- EXERCISE BRIEF: From the listing below, extract every line in which the word "into" appears.

- AVAILABLE RECORDS:
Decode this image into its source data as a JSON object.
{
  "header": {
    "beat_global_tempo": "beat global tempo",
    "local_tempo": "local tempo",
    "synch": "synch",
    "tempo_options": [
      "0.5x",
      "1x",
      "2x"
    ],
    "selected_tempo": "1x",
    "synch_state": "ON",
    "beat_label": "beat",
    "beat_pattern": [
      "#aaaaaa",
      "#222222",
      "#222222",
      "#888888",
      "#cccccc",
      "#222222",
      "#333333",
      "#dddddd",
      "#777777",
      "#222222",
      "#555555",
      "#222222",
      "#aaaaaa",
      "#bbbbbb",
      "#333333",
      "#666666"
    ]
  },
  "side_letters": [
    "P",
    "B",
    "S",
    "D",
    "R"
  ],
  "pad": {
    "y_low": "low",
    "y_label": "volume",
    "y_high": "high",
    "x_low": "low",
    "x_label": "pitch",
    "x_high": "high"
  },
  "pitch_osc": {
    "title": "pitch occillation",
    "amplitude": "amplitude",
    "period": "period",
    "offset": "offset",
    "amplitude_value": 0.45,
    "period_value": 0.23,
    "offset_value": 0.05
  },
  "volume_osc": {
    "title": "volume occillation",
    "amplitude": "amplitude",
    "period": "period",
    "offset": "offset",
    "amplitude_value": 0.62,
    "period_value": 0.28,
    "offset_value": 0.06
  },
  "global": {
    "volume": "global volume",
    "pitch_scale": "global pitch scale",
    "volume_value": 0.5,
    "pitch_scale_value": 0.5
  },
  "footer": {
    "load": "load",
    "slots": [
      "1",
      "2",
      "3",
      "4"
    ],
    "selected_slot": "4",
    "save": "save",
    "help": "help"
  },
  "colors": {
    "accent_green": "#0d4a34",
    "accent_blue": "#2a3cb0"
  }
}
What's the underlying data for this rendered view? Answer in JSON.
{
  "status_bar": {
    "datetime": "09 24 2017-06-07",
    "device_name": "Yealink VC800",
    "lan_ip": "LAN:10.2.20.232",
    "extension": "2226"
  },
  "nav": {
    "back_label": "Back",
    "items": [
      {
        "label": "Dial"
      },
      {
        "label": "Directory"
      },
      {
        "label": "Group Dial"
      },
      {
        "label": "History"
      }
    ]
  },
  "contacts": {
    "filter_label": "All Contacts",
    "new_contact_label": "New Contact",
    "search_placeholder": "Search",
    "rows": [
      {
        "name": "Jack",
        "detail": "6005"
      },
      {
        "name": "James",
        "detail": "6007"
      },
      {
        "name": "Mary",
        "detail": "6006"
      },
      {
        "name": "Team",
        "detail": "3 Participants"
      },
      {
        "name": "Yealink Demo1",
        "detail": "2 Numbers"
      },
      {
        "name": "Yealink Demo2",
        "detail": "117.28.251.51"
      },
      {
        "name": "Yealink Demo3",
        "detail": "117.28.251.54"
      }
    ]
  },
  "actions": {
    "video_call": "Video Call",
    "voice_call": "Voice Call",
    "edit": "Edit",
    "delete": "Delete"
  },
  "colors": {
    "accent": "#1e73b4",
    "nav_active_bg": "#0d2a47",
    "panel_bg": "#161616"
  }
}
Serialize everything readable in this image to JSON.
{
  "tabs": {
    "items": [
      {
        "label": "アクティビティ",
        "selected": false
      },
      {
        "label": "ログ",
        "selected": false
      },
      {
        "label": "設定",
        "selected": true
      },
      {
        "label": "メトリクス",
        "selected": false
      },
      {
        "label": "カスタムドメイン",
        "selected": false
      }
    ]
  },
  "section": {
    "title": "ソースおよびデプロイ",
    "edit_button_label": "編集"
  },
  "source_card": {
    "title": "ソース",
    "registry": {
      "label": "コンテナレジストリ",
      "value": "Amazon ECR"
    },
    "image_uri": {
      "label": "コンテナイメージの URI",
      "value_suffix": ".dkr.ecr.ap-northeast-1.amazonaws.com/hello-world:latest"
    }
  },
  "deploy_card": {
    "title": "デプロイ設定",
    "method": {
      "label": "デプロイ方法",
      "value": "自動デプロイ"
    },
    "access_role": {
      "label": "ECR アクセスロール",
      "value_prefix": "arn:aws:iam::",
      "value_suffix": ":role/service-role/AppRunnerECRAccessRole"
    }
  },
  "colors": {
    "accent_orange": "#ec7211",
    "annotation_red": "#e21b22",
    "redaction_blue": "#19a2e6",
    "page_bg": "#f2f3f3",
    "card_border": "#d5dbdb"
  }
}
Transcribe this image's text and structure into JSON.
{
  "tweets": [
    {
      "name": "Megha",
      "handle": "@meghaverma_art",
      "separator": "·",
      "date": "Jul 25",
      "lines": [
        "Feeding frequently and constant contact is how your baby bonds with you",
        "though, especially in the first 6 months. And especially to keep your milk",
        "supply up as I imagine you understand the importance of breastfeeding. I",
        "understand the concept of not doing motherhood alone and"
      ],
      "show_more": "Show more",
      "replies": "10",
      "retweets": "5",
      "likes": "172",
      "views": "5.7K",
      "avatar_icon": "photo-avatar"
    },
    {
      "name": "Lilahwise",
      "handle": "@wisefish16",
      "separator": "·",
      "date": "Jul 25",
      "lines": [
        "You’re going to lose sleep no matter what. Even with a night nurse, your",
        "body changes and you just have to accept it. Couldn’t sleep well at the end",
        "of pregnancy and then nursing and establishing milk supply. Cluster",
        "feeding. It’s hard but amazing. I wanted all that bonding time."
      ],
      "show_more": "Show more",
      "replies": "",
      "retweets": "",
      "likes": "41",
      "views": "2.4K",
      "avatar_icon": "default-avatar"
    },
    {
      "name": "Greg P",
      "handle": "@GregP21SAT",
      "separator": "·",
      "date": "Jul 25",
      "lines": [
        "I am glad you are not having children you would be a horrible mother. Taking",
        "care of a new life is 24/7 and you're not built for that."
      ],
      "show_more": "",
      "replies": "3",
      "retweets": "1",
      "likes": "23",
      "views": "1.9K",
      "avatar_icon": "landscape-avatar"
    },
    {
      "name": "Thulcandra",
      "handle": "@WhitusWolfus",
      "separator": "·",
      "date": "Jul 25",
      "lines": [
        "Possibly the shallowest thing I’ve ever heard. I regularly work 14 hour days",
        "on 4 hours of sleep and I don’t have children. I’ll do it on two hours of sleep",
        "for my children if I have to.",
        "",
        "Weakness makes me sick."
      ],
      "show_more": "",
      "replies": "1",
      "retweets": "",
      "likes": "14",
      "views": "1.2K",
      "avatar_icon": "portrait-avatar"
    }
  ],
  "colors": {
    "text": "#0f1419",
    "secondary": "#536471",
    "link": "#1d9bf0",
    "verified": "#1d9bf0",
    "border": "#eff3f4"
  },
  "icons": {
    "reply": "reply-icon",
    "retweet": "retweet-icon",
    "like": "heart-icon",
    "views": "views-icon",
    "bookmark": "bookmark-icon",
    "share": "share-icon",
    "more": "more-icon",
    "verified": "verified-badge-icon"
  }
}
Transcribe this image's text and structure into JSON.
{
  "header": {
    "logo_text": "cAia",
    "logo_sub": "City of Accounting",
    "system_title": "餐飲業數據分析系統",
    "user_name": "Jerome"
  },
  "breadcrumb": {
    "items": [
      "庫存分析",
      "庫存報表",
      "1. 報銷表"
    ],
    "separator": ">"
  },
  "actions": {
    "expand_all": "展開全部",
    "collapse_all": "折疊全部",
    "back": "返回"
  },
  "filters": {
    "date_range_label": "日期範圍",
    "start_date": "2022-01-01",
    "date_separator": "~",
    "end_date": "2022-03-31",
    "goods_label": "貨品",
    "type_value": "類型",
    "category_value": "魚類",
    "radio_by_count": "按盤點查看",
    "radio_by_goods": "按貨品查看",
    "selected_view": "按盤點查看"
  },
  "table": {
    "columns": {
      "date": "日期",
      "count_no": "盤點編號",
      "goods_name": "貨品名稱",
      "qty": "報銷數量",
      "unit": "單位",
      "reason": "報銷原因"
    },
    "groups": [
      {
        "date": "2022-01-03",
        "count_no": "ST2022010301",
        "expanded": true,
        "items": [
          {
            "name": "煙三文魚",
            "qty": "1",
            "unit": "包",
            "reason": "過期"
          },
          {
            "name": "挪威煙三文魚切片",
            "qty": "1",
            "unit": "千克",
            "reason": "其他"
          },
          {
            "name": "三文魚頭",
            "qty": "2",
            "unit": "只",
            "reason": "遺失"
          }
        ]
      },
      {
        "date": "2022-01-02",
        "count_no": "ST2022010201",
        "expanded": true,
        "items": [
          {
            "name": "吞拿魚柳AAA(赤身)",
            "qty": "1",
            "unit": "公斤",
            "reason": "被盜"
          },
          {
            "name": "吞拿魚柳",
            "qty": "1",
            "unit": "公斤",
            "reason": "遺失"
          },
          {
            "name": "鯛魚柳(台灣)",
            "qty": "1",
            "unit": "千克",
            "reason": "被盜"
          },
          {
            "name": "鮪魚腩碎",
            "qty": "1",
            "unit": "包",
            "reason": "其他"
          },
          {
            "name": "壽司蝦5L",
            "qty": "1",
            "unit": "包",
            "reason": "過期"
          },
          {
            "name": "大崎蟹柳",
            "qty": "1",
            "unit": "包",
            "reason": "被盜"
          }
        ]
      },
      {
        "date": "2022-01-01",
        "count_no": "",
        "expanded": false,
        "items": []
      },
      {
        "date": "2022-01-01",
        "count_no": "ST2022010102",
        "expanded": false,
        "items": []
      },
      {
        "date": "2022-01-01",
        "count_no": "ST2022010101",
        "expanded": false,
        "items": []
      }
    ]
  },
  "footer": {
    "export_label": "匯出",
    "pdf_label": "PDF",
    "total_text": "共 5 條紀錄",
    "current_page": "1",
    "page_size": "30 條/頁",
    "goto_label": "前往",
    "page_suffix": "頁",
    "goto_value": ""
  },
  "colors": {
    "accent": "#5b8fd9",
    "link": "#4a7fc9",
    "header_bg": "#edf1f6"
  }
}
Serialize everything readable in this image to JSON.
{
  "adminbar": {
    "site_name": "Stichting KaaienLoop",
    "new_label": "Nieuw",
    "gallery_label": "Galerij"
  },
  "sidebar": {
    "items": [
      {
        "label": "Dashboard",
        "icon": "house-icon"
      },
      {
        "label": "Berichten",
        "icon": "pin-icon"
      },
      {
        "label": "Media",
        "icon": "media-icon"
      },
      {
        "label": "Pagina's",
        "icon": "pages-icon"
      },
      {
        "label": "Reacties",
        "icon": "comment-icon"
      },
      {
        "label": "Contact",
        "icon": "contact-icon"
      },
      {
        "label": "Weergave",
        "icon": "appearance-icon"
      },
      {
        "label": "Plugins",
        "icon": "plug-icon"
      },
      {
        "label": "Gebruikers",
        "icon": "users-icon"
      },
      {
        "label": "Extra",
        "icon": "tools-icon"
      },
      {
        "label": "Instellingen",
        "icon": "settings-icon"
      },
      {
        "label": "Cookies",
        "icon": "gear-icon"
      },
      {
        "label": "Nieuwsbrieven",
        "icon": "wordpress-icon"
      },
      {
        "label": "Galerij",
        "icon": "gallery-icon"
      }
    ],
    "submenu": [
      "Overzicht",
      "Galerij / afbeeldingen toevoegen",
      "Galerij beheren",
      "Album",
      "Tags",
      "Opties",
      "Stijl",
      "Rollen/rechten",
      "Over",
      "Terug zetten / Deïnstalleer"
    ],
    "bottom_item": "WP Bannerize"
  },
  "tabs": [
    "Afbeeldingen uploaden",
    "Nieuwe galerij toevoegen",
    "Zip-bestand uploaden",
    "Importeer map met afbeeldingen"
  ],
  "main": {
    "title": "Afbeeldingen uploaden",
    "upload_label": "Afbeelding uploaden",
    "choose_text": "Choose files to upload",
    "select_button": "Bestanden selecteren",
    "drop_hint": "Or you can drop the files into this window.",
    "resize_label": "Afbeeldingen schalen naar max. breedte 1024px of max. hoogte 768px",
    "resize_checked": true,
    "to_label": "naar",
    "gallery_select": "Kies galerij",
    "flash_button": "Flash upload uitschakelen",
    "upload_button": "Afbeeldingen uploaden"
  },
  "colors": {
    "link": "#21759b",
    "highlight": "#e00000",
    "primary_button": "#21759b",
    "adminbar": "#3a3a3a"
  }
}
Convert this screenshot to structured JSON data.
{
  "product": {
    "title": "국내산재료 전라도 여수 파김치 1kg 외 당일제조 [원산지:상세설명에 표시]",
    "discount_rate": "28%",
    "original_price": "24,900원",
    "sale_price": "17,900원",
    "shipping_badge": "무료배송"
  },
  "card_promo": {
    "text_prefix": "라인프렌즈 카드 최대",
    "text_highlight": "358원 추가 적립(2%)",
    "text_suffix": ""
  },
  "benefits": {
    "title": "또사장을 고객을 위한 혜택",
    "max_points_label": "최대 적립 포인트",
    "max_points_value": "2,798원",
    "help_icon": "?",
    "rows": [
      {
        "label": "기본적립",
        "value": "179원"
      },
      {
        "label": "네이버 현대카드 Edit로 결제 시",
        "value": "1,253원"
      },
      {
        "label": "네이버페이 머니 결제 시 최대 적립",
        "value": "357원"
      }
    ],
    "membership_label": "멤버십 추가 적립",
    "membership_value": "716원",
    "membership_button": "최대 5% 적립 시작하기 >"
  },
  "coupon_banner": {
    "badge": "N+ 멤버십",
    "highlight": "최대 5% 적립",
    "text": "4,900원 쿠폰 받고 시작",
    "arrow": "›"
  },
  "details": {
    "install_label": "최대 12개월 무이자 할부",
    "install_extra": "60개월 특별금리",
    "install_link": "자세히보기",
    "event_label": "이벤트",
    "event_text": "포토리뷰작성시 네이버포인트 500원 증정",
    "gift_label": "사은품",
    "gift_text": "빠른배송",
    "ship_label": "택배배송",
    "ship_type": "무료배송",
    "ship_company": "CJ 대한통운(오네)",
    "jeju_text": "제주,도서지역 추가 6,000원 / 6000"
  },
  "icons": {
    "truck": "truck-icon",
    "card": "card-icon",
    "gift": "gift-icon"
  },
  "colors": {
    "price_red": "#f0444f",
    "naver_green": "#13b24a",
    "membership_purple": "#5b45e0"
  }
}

- EXERCISE ANSWER:
Decode this image into its source data as a JSON object.
Transcribe this image's text and structure into JSON.
Transcribe this image's text and structure into JSON.
    "drop_hint": "Or you can drop the files into this window.",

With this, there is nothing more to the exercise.